▶ [PASSAGE FOR REVIEW]
========


    Mr. Stephenson was greatly esteemed in his profession, and when any difficulty arose, he was prompt to render his best advice and assistance.  When Mr. Brunel was occupied with his first fruitless efforts to launch the Great Eastern, at the close of one most disheartening day's work, he wrote Mr. Stephenson, urging him to come down to Blackwall on the following morning, and confer with him as to further measures.  Next morning Mr. Stephenson was in the yard at Blackwall shortly after six o'clock, and he remained there until dusk.  While superintending the operations about midday, he came to the end of a balk of timber which canted up, and he fell up to his middle in the Thames mud.  He was merely in his ordinary dress, without any great coat (though the weather was bitter cold) and with only thin boots upon his feet.  He was urged to leave the yard and change his dress, but, with his usual disregard of health, his reply was, "O, never mind me, I'm quite used to this sort of thing;" and he went paddling about in the mud, smoking his cigar until almost quite dark, when the work of the day was completed.  The consequence of this exposure was an inflammation of the lungs, which kept him to his bed for a fortnight.

    No man could be more beloved than Mr. Stephenson was by a wide circle of friends.  His pupils and juniors in the profession regarded him with a sort of worship; and he even ran some risk of being spoilt by the adulation with which they surrounded him.  But he preserved his simplicity, his modesty, and his manliness, through all.  He was a kind and pleasant companion, very unaffected, cordial, and communicative.  Possessing ample means, he was enabled to do many benevolent acts, particularly to those who had worked with him in the early part of his career; and he was always ready to help on the deserving and the industrious.

    He was greatly honoured in his life, though he died untitled.  Like his father, he was offered knighthood, and declined it; but he accepted the honours of foreign potentates for whom he had performed important services.  By the King of the Belgians he was made Knight of the Order of Leopold; the King of Sweden presented him with the Grand Cross of Olaf; and the Emperor of the French decorated him with the Order of the Legion of Honour.  In 1857, the University of Oxford conferred on him the honour of D. C. L.; and for many years he represented Whitby in Parliament.  The greatest honour of all, however, was reserved for his death, when he was laid to rest amidst the great departed of England in Westminster Abbey.

========

▶ [TASKS TO PERFORM]
- 1) In the passage about Mr. Stephenson, condense the paragraph beginning "He was greatly honoured in his life" into a short list that keeps its main facts.
- 2) According to the passage about Mr. Stephenson, why was he kept in bed for a fortnight? Answer in one to three sentences.
The stored items after this passage are separate material.

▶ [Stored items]
========

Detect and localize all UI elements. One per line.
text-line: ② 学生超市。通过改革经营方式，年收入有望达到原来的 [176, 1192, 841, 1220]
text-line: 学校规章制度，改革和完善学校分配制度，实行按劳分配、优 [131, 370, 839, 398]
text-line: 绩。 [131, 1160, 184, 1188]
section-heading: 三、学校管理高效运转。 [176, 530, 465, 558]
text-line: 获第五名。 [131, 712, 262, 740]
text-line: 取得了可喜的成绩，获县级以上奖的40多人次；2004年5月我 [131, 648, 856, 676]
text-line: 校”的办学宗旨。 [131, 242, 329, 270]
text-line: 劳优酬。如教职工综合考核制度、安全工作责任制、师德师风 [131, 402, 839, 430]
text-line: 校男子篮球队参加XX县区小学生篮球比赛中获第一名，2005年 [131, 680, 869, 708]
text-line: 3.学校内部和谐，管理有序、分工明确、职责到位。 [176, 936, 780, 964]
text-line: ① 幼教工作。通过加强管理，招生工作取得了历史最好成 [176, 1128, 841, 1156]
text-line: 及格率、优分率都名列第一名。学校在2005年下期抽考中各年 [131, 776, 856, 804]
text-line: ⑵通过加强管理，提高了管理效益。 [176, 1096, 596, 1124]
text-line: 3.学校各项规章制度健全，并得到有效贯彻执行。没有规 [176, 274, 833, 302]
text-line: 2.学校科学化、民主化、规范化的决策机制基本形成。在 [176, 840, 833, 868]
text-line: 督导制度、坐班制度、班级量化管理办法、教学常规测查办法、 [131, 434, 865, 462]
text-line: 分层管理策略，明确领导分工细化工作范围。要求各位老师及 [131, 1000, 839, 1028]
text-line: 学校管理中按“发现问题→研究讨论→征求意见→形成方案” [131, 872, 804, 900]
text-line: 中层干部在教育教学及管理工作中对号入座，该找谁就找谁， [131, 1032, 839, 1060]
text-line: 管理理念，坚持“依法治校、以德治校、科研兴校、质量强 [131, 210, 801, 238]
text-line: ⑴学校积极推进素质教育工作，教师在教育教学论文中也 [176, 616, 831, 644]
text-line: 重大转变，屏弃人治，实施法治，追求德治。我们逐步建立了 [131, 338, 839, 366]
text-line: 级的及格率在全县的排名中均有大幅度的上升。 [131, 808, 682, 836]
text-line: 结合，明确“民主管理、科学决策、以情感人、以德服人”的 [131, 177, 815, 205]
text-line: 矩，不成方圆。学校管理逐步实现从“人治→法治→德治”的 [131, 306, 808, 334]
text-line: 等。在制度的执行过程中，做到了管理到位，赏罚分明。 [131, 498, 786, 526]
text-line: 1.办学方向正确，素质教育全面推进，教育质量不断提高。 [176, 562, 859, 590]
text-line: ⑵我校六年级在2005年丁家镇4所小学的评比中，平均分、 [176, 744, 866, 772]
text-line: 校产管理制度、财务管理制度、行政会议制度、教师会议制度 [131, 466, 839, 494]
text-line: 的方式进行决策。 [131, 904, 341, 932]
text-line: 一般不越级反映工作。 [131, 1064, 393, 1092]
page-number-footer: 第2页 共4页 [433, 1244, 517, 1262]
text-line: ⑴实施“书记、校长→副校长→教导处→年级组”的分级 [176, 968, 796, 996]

========

▶ [ANSWERS TO THE EXERCISES]
- 1)
- He died untitled, having declined a knighthood as his father had.
- He accepted honors from foreign rulers he had served:
  - Knight of the Order of Leopold, from the King of the Belgians
  - the Grand Cross of Olaf, from the King of Sweden
  - the Order of the Legion of Honour, from the Emperor of the French
- The University of Oxford made him a D. C. L. in 1857.
- For many years he represented Whitby in Parliament.
- His greatest honor was burial in Westminster Abbey.

- 2) While helping at Blackwall, he fell to his middle in the Thames mud. He then stayed in the yard until nearly dark in bitter cold, wearing ordinary dress and thin boots with no greatcoat. This exposure gave him an inflammation of the lungs.